* **Task**
Set down each line of the material that follows, exactly, with no pictures.

Extracted data entries:
## begin

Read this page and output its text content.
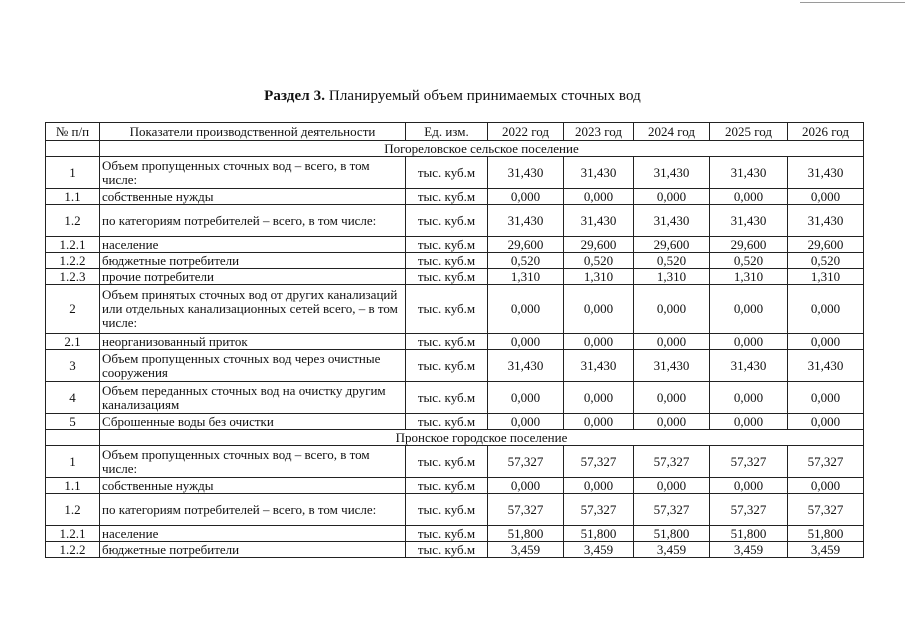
Раздел 3. Планируемый объем принимаемых сточных вод
№ п/п	Показатели производственной деятельности	Ед. изм.	2022 год	2023 год	2024 год	2025 год	2026 год
	Погореловское сельское поселение						
1	Объем пропущенных сточных вод – всего, в том числе:	тыс. куб.м	31,430	31,430	31,430	31,430	31,430
1.1	собственные нужды	тыс. куб.м	0,000	0,000	0,000	0,000	0,000
1.2	по категориям потребителей – всего, в том числе:	тыс. куб.м	31,430	31,430	31,430	31,430	31,430
1.2.1	население	тыс. куб.м	29,600	29,600	29,600	29,600	29,600
1.2.2	бюджетные потребители	тыс. куб.м	0,520	0,520	0,520	0,520	0,520
1.2.3	прочие потребители	тыс. куб.м	1,310	1,310	1,310	1,310	1,310
2	Объем принятых сточных вод от других канализаций или отдельных канализационных сетей всего, – в том числе:	тыс. куб.м	0,000	0,000	0,000	0,000	0,000
2.1	неорганизованный приток	тыс. куб.м	0,000	0,000	0,000	0,000	0,000
3	Объем пропущенных сточных вод через очистные сооружения	тыс. куб.м	31,430	31,430	31,430	31,430	31,430
4	Объем переданных сточных вод на очистку другим канализациям	тыс. куб.м	0,000	0,000	0,000	0,000	0,000
5	Сброшенные воды без очистки	тыс. куб.м	0,000	0,000	0,000	0,000	0,000
	Пронское городское поселение						
1	Объем пропущенных сточных вод – всего, в том числе:	тыс. куб.м	57,327	57,327	57,327	57,327	57,327
1.1	собственные нужды	тыс. куб.м	0,000	0,000	0,000	0,000	0,000
1.2	по категориям потребителей – всего, в том числе:	тыс. куб.м	57,327	57,327	57,327	57,327	57,327
1.2.1	население	тыс. куб.м	51,800	51,800	51,800	51,800	51,800
1.2.2	бюджетные потребители	тыс. куб.м	3,459	3,459	3,459	3,459	3,459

## end

* **Exercise result**
Read this page and output its text content.
Раздел 3. Планируемый объем принимаемых сточных вод
№ п/п	Показатели производственной деятельности	Ед. изм.	2022 год	2023 год	2024 год	2025 год	2026 год
	Погореловское сельское поселение						
1	Объем пропущенных сточных вод – всего, в том числе:	тыс. куб.м	31,430	31,430	31,430	31,430	31,430
1.1	собственные нужды	тыс. куб.м	0,000	0,000	0,000	0,000	0,000
1.2	по категориям потребителей – всего, в том числе:	тыс. куб.м	31,430	31,430	31,430	31,430	31,430
1.2.1	население	тыс. куб.м	29,600	29,600	29,600	29,600	29,600
1.2.2	бюджетные потребители	тыс. куб.м	0,520	0,520	0,520	0,520	0,520
1.2.3	прочие потребители	тыс. куб.м	1,310	1,310	1,310	1,310	1,310
2	Объем принятых сточных вод от других канализаций или отдельных канализационных сетей всего, – в том числе:	тыс. куб.м	0,000	0,000	0,000	0,000	0,000
2.1	неорганизованный приток	тыс. куб.м	0,000	0,000	0,000	0,000	0,000
3	Объем пропущенных сточных вод через очистные сооружения	тыс. куб.м	31,430	31,430	31,430	31,430	31,430
4	Объем переданных сточных вод на очистку другим канализациям	тыс. куб.м	0,000	0,000	0,000	0,000	0,000
5	Сброшенные воды без очистки	тыс. куб.м	0,000	0,000	0,000	0,000	0,000
	Пронское городское поселение						
1	Объем пропущенных сточных вод – всего, в том числе:	тыс. куб.м	57,327	57,327	57,327	57,327	57,327
1.1	собственные нужды	тыс. куб.м	0,000	0,000	0,000	0,000	0,000
1.2	по категориям потребителей – всего, в том числе:	тыс. куб.м	57,327	57,327	57,327	57,327	57,327
1.2.1	население	тыс. куб.м	51,800	51,800	51,800	51,800	51,800
1.2.2	бюджетные потребители	тыс. куб.м	3,459	3,459	3,459	3,459	3,459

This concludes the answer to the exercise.